## [Record extracts]
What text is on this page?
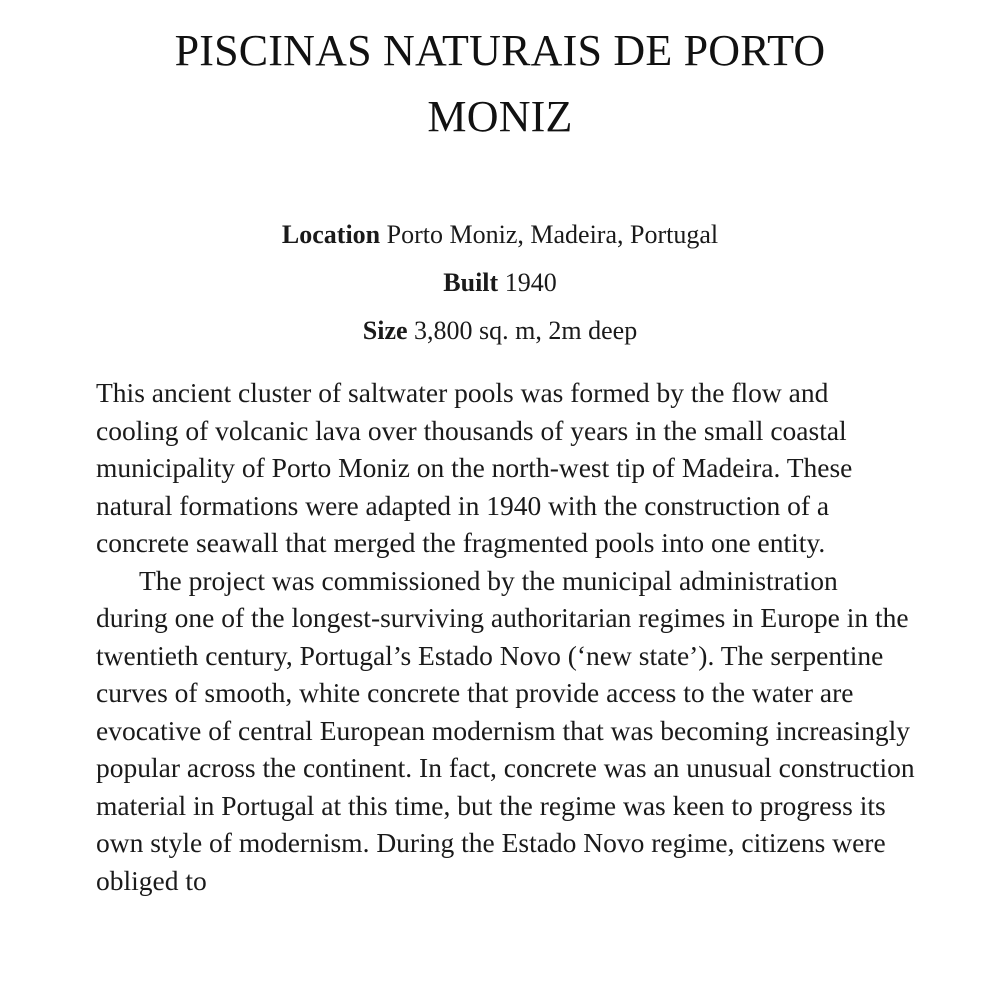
PISCINAS NATURAIS DE PORTO
MONIZ
Location Porto Moniz, Madeira, Portugal
Built 1940
Size 3,800 sq. m, 2m deep

This ancient cluster of saltwater pools was formed by the flow and cooling of volcanic lava over thousands of years in the small coastal municipality of Porto Moniz on the north-west tip of Madeira. These natural formations were adapted in 1940 with the construction of a concrete seawall that merged the fragmented pools into one entity.

The project was commissioned by the municipal administration during one of the longest-surviving authoritarian regimes in Europe in the twentieth century, Portugal’s Estado Novo (‘new state’). The serpentine curves of smooth, white concrete that provide access to the water are evocative of central European modernism that was becoming increasingly popular across the continent. In fact, concrete was an unusual construction material in Portugal at this time, but the regime was keen to progress its own style of modernism. During the Estado Novo regime, citizens were obliged to
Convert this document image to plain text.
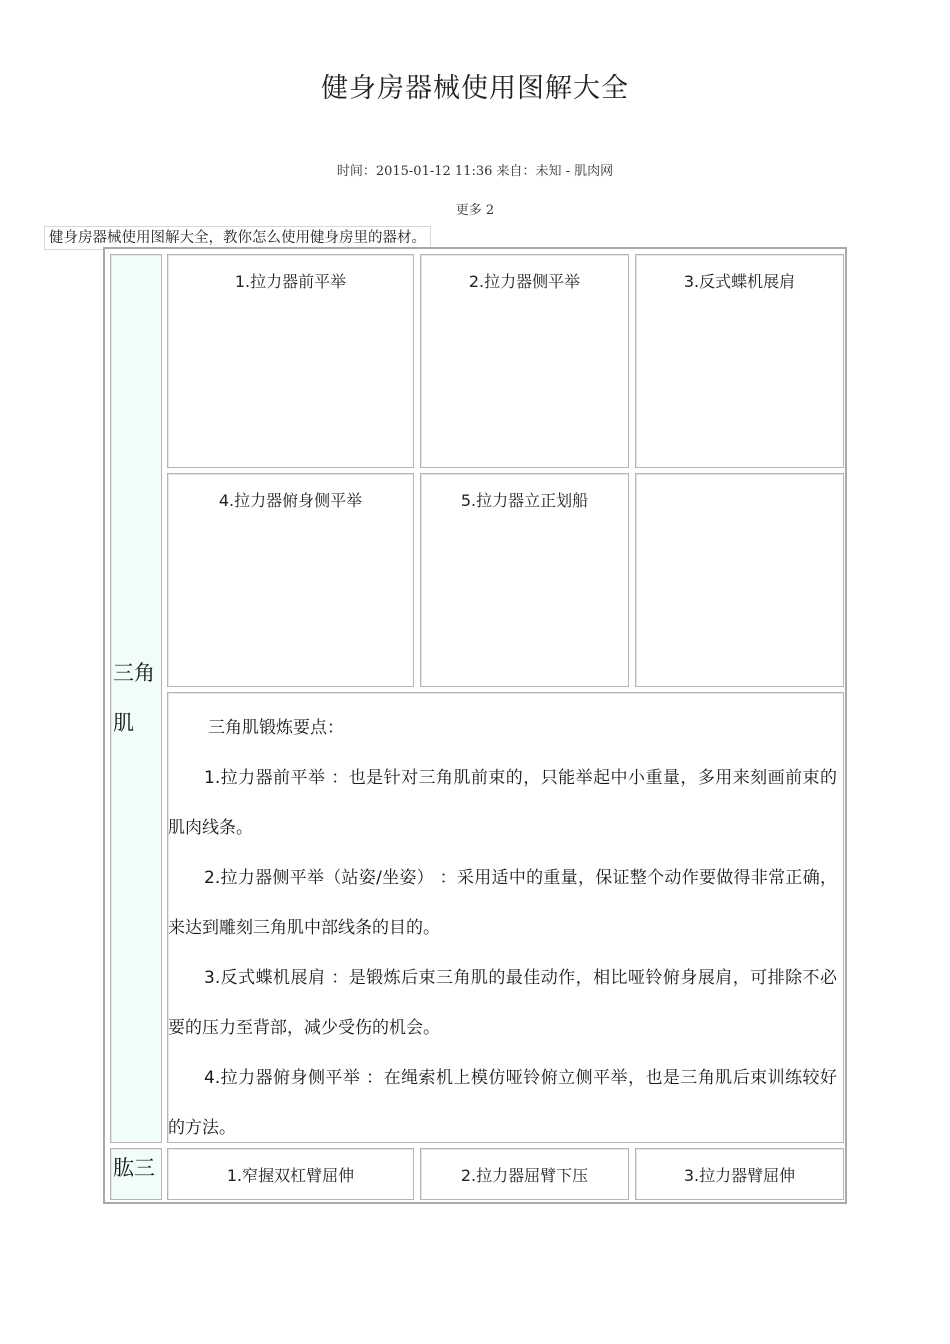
健身房器械使用图解大全
时间：2015-01-12 11:36 来自：未知 - 肌肉网
更多 2
健身房器械使用图解大全，教你怎么使用健身房里的器材。
三角肌
1.拉力器前平举	2.拉力器侧平举	3.反式蝶机展肩
4.拉力器俯身侧平举	5.拉力器立正划船

三角肌锻炼要点：

1.拉力器前平举 ：也是针对三角肌前束的，只能举起中小重量，多用来刻画前束的肌肉线条。

2.拉力器侧平举（站姿/坐姿） ：采用适中的重量，保证整个动作要做得非常正确，来达到雕刻三角肌中部线条的目的。

3.反式蝶机展肩 ：是锻炼后束三角肌的最佳动作，相比哑铃俯身展肩，可排除不必要的压力至背部，减少受伤的机会。

4.拉力器俯身侧平举 ：在绳索机上模仿哑铃俯立侧平举，也是三角肌后束训练较好的方法。

肱三	1.窄握双杠臂屈伸	2.拉力器屈臂下压	3.拉力器臂屈伸
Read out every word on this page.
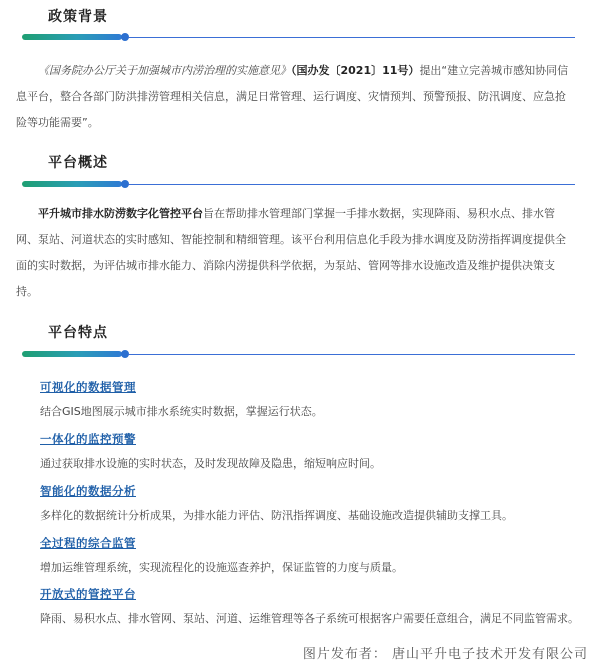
政策背景
《国务院办公厅关于加强城市内涝治理的实施意见》（国办发〔2021〕11号）提出“建立完善城市感知协同信息平台，整合各部门防洪排涝管理相关信息，满足日常管理、运行调度、灾情预判、预警预报、防汛调度、应急抢险等功能需要”。
平台概述
平升城市排水防涝数字化管控平台旨在帮助排水管理部门掌握一手排水数据，实现降雨、易积水点、排水管网、泵站、河道状态的实时感知、智能控制和精细管理。该平台利用信息化手段为排水调度及防涝指挥调度提供全面的实时数据，为评估城市排水能力、消除内涝提供科学依据，为泵站、管网等排水设施改造及维护提供决策支持。
平台特点
可视化的数据管理
结合GIS地图展示城市排水系统实时数据，掌握运行状态。
一体化的监控预警
通过获取排水设施的实时状态，及时发现故障及隐患，缩短响应时间。
智能化的数据分析
多样化的数据统计分析成果，为排水能力评估、防汛指挥调度、基础设施改造提供辅助支撑工具。
全过程的综合监管
增加运维管理系统，实现流程化的设施巡查养护，保证监管的力度与质量。
开放式的管控平台
降雨、易积水点、排水管网、泵站、河道、运维管理等各子系统可根据客户需要任意组合，满足不同监管需求。
图片发布者： 唐山平升电子技术开发有限公司
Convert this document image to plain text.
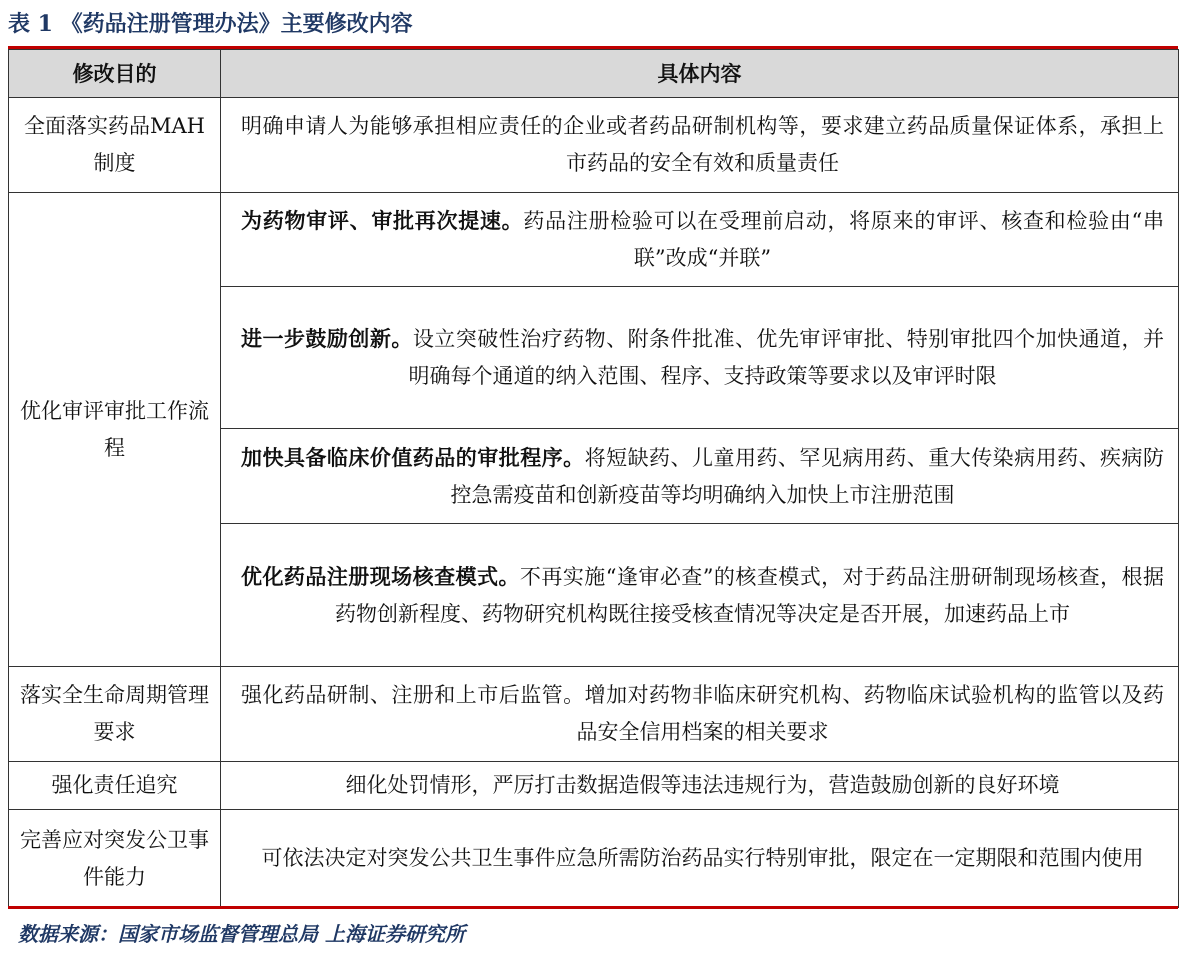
表 1 《药品注册管理办法》主要修改内容
修改目的	具体内容
全面落实药品MAH 制度	明确申请人为能够承担相应责任的企业或者药品研制机构等，要求建立药品质量保证体系，承担上市药品的安全有效和质量责任
优化审评审批工作流程	为药物审评、审批再次提速。药品注册检验可以在受理前启动，将原来的审评、核查和检验由“串联”改成“并联”
	进一步鼓励创新。设立突破性治疗药物、附条件批准、优先审评审批、特别审批四个加快通道，并明确每个通道的纳入范围、程序、支持政策等要求以及审评时限
	加快具备临床价值药品的审批程序。将短缺药、儿童用药、罕见病用药、重大传染病用药、疾病防控急需疫苗和创新疫苗等均明确纳入加快上市注册范围
	优化药品注册现场核查模式。不再实施“逢审必查”的核查模式，对于药品注册研制现场核查，根据药物创新程度、药物研究机构既往接受核查情况等决定是否开展，加速药品上市
落实全生命周期管理要求	强化药品研制、注册和上市后监管。增加对药物非临床研究机构、药物临床试验机构的监管以及药品安全信用档案的相关要求
强化责任追究	细化处罚情形，严厉打击数据造假等违法违规行为，营造鼓励创新的良好环境
完善应对突发公卫事件能力	可依法决定对突发公共卫生事件应急所需防治药品实行特别审批，限定在一定期限和范围内使用
数据来源：国家市场监督管理总局 上海证券研究所
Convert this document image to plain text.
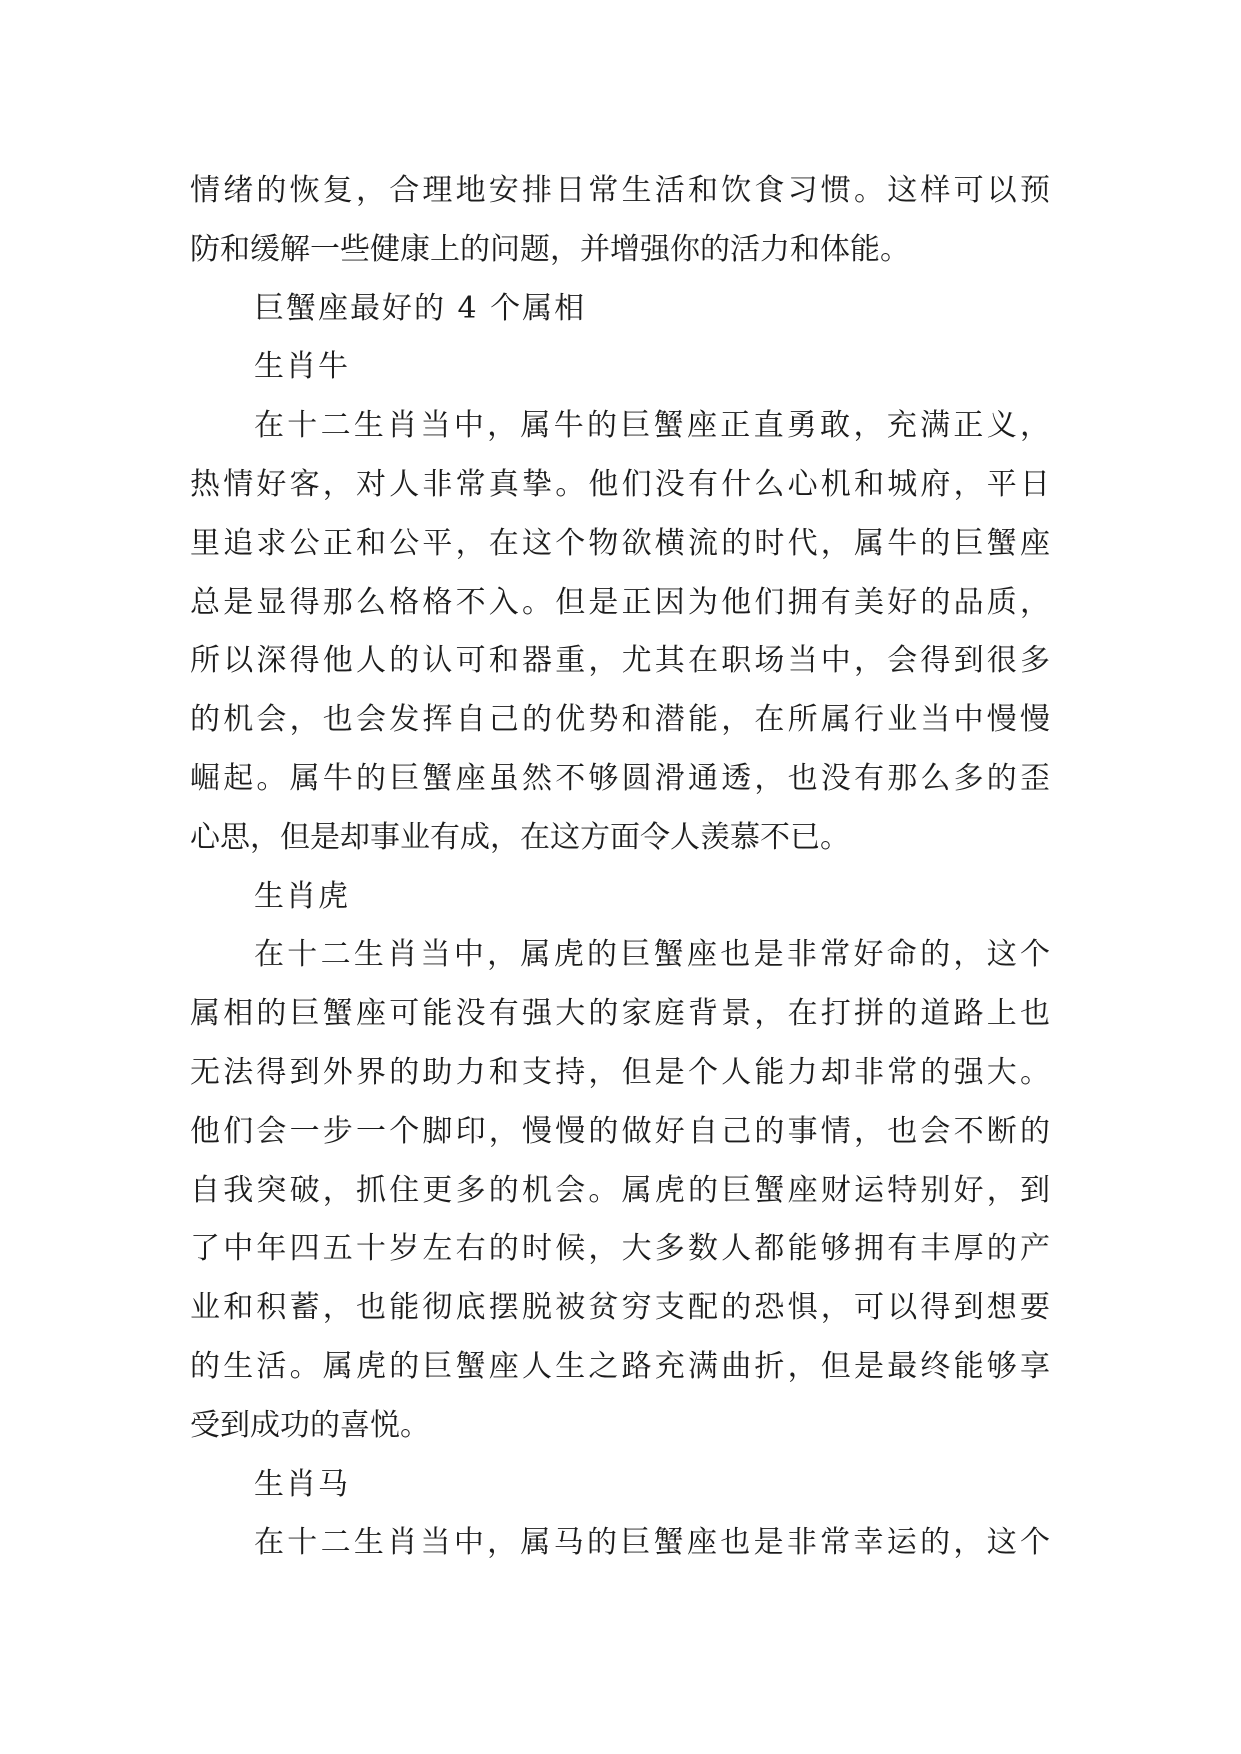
情绪的恢复，合理地安排日常生活和饮食习惯。这样可以预
防和缓解一些健康上的问题，并增强你的活力和体能。
巨蟹座最好的 4 个属相
生肖牛
在十二生肖当中，属牛的巨蟹座正直勇敢，充满正义，
热情好客，对人非常真挚。他们没有什么心机和城府，平日
里追求公正和公平，在这个物欲横流的时代，属牛的巨蟹座
总是显得那么格格不入。但是正因为他们拥有美好的品质，
所以深得他人的认可和器重，尤其在职场当中，会得到很多
的机会，也会发挥自己的优势和潜能，在所属行业当中慢慢
崛起。属牛的巨蟹座虽然不够圆滑通透，也没有那么多的歪
心思，但是却事业有成，在这方面令人羡慕不已。
生肖虎
在十二生肖当中，属虎的巨蟹座也是非常好命的，这个
属相的巨蟹座可能没有强大的家庭背景，在打拼的道路上也
无法得到外界的助力和支持，但是个人能力却非常的强大。
他们会一步一个脚印，慢慢的做好自己的事情，也会不断的
自我突破，抓住更多的机会。属虎的巨蟹座财运特别好，到
了中年四五十岁左右的时候，大多数人都能够拥有丰厚的产
业和积蓄，也能彻底摆脱被贫穷支配的恐惧，可以得到想要
的生活。属虎的巨蟹座人生之路充满曲折，但是最终能够享
受到成功的喜悦。
生肖马
在十二生肖当中，属马的巨蟹座也是非常幸运的，这个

## [The request]
Collect each line above holding the string "拉力器俯身侧平举".

## [Problem solution]
4.拉力器俯身侧平举	5.拉力器立正划船
4.拉力器俯身侧平举 ：在绳索机上模仿哑铃俯立侧平举，也是三角肌后束训练较好的方法。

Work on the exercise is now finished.